— BEGIN INFORMATION GIVEN —

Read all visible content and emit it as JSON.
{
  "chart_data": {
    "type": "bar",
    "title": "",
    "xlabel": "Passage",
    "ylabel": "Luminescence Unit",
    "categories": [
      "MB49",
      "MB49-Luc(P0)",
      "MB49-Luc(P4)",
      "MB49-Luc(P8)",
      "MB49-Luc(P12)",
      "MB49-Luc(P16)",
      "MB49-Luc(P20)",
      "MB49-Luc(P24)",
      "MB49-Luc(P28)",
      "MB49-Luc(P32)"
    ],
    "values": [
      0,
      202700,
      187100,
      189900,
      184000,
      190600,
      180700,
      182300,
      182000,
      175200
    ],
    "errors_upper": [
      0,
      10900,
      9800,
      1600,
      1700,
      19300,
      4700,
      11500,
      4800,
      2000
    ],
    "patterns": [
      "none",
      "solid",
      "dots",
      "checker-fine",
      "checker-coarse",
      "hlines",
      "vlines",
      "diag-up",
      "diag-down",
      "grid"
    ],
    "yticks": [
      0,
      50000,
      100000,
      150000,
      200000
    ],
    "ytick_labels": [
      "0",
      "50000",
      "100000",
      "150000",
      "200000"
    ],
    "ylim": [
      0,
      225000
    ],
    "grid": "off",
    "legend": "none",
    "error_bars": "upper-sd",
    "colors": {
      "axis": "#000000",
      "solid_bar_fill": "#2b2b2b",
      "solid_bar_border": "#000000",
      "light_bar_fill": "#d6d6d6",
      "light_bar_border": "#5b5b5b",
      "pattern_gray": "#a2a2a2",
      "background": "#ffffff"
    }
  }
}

— END INFORMATION GIVEN —

▸ **OBJECTIVE**
Take the entries above and transcribe them in full.

▸ **WRITTEN ANSWER**
Read all visible content and emit it as JSON.
{
  "chart_data": {
    "type": "bar",
    "title": "",
    "xlabel": "Passage",
    "ylabel": "Luminescence Unit",
    "categories": [
      "MB49",
      "MB49-Luc(P0)",
      "MB49-Luc(P4)",
      "MB49-Luc(P8)",
      "MB49-Luc(P12)",
      "MB49-Luc(P16)",
      "MB49-Luc(P20)",
      "MB49-Luc(P24)",
      "MB49-Luc(P28)",
      "MB49-Luc(P32)"
    ],
    "values": [
      0,
      202700,
      187100,
      189900,
      184000,
      190600,
      180700,
      182300,
      182000,
      175200
    ],
    "errors_upper": [
      0,
      10900,
      9800,
      1600,
      1700,
      19300,
      4700,
      11500,
      4800,
      2000
    ],
    "patterns": [
      "none",
      "solid",
      "dots",
      "checker-fine",
      "checker-coarse",
      "hlines",
      "vlines",
      "diag-up",
      "diag-down",
      "grid"
    ],
    "yticks": [
      0,
      50000,
      100000,
      150000,
      200000
    ],
    "ytick_labels": [
      "0",
      "50000",
      "100000",
      "150000",
      "200000"
    ],
    "ylim": [
      0,
      225000
    ],
    "grid": "off",
    "legend": "none",
    "error_bars": "upper-sd",
    "colors": {
      "axis": "#000000",
      "solid_bar_fill": "#2b2b2b",
      "solid_bar_border": "#000000",
      "light_bar_fill": "#d6d6d6",
      "light_bar_border": "#5b5b5b",
      "pattern_gray": "#a2a2a2",
      "background": "#ffffff"
    }
  }
}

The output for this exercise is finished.